(Stored data)
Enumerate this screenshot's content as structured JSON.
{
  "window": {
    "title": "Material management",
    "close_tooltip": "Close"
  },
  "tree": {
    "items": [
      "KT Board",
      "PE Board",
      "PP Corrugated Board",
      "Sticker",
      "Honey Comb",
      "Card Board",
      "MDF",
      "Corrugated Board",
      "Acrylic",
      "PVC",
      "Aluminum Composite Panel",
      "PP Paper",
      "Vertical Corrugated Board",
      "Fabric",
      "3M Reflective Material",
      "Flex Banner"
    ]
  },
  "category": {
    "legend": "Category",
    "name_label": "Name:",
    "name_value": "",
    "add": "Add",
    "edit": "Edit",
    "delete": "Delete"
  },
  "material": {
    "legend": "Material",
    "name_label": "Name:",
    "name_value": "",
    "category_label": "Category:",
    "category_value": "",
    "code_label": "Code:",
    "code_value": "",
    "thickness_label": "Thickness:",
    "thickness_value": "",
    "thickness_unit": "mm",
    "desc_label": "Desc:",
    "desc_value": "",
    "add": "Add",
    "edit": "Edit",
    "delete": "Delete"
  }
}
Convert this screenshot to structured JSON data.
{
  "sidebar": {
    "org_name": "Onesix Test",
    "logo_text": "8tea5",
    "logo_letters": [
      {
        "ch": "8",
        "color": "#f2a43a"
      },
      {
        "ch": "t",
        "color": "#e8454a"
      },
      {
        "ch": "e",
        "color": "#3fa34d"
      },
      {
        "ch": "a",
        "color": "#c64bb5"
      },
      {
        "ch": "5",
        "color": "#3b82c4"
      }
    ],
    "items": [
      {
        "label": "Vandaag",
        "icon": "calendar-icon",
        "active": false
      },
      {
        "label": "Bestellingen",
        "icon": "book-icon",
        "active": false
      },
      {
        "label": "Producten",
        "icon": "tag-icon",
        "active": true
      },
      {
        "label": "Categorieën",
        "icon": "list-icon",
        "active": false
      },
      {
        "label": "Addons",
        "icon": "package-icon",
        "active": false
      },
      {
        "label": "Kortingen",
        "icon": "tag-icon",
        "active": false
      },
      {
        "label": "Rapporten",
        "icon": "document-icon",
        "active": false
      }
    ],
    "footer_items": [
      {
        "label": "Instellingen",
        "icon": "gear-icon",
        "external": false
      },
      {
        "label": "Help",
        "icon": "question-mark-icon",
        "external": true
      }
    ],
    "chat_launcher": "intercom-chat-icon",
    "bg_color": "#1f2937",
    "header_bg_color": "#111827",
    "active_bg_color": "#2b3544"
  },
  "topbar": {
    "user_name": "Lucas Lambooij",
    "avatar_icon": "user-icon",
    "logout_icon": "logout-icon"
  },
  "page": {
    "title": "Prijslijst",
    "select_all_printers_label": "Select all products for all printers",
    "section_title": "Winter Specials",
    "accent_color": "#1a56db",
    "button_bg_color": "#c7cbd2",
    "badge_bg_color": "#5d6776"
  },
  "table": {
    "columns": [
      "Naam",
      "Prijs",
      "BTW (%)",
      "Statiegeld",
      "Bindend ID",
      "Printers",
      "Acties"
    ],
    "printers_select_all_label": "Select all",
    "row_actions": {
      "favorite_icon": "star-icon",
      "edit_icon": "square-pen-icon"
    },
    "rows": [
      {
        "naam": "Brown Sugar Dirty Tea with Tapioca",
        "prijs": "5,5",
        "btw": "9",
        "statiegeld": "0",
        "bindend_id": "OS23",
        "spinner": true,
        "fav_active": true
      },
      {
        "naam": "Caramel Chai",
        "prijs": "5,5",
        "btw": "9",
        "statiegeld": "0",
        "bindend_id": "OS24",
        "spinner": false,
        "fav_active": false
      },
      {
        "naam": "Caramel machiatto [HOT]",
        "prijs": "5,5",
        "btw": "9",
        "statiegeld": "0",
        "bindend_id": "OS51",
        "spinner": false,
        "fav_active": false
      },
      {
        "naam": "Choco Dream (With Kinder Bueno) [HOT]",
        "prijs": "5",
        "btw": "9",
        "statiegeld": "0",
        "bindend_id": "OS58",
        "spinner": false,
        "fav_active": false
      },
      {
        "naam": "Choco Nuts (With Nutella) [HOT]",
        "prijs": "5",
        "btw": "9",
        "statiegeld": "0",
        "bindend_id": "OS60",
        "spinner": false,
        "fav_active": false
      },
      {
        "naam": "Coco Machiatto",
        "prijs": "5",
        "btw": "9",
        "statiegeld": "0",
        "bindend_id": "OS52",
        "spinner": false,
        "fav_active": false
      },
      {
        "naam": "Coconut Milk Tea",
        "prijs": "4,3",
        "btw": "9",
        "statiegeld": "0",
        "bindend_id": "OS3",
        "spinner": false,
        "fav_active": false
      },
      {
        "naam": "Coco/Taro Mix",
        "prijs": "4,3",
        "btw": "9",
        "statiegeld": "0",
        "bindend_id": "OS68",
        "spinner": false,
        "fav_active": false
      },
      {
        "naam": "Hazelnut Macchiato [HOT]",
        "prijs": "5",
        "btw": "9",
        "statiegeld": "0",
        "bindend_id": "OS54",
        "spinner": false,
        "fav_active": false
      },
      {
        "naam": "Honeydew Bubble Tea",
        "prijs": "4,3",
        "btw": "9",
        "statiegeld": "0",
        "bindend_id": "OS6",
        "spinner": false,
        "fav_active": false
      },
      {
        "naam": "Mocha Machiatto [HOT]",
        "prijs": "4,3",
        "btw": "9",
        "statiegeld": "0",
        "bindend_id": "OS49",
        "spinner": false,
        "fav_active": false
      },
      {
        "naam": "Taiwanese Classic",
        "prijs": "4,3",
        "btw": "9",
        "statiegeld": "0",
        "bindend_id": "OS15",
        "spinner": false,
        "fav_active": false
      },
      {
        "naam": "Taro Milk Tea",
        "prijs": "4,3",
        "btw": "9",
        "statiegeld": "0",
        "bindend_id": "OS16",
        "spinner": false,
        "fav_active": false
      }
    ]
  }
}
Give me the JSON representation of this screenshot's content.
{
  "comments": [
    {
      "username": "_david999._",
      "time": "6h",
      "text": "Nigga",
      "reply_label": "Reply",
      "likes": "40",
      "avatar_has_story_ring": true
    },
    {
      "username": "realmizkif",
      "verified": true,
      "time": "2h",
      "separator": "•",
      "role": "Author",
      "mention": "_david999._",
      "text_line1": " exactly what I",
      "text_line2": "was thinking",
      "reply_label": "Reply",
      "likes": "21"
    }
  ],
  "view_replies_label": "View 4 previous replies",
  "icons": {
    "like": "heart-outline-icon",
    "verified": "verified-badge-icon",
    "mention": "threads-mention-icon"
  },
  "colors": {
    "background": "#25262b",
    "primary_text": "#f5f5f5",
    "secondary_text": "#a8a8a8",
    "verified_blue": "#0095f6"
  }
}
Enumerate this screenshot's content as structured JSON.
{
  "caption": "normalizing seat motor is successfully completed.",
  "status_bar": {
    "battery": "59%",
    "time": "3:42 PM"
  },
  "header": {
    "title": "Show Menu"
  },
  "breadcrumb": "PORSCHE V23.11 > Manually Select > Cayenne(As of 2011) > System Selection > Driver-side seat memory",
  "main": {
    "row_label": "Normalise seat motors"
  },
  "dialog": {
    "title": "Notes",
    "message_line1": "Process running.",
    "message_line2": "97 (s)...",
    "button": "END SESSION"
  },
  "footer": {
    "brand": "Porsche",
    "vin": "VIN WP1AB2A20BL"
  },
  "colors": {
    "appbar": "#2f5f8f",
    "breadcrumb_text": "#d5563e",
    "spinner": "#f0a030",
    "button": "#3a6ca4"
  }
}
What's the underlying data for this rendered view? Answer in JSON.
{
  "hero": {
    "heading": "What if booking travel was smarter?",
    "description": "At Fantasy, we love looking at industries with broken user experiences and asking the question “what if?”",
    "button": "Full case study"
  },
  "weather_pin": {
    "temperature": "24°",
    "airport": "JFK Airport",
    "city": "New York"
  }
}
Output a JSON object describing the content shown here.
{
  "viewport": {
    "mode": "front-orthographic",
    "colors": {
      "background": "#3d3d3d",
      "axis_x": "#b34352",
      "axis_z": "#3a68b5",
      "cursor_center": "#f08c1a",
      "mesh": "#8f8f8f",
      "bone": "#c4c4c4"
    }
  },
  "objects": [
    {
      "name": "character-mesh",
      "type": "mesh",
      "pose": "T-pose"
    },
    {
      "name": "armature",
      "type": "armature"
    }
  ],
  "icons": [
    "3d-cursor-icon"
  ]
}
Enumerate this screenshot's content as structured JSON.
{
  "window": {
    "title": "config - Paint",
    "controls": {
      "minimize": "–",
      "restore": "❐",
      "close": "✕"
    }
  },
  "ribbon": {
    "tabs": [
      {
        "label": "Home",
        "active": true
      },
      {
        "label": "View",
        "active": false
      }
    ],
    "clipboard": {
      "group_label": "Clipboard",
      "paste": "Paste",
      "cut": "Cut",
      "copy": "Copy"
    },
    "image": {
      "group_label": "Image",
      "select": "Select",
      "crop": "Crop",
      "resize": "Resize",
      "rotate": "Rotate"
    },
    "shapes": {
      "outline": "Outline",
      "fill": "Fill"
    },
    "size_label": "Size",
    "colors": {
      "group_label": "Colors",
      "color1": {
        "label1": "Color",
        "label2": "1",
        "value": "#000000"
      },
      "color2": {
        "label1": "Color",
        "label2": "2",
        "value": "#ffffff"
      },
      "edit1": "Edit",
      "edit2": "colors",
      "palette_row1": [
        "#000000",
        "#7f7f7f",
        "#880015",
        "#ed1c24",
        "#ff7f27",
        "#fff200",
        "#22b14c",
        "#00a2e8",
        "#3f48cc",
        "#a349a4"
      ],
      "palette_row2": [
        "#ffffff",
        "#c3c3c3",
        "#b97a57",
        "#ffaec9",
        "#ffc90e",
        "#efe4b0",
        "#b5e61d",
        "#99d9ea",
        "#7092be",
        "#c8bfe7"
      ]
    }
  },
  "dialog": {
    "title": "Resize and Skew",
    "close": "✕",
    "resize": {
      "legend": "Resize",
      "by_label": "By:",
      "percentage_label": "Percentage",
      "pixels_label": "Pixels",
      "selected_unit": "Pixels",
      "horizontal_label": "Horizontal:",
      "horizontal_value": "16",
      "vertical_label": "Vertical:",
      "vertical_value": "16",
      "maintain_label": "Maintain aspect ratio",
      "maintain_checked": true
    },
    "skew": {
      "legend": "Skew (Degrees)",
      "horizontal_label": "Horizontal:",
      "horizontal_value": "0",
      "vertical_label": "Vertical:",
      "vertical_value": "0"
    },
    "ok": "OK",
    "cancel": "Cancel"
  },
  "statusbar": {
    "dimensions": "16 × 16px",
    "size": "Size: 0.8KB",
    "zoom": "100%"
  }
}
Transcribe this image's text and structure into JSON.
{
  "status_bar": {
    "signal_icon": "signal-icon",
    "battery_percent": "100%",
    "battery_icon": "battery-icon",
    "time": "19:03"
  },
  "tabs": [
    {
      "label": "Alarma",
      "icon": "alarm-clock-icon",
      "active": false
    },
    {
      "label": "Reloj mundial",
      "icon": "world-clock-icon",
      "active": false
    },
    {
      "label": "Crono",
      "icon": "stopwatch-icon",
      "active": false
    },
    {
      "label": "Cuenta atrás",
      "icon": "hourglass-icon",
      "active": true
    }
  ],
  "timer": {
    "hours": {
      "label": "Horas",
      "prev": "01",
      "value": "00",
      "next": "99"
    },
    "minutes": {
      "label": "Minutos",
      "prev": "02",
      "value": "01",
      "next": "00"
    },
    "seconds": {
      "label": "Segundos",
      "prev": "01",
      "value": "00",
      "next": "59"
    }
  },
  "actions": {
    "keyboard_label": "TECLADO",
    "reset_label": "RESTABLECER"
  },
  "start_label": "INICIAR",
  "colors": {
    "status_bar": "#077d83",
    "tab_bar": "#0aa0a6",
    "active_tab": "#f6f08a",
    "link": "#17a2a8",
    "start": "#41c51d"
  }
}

= DO THIS =
Identify each line containing the string "Taro" and copy it out.

= OUTPUT =
        "naam": "Coco/Taro Mix",
        "naam": "Taro Milk Tea",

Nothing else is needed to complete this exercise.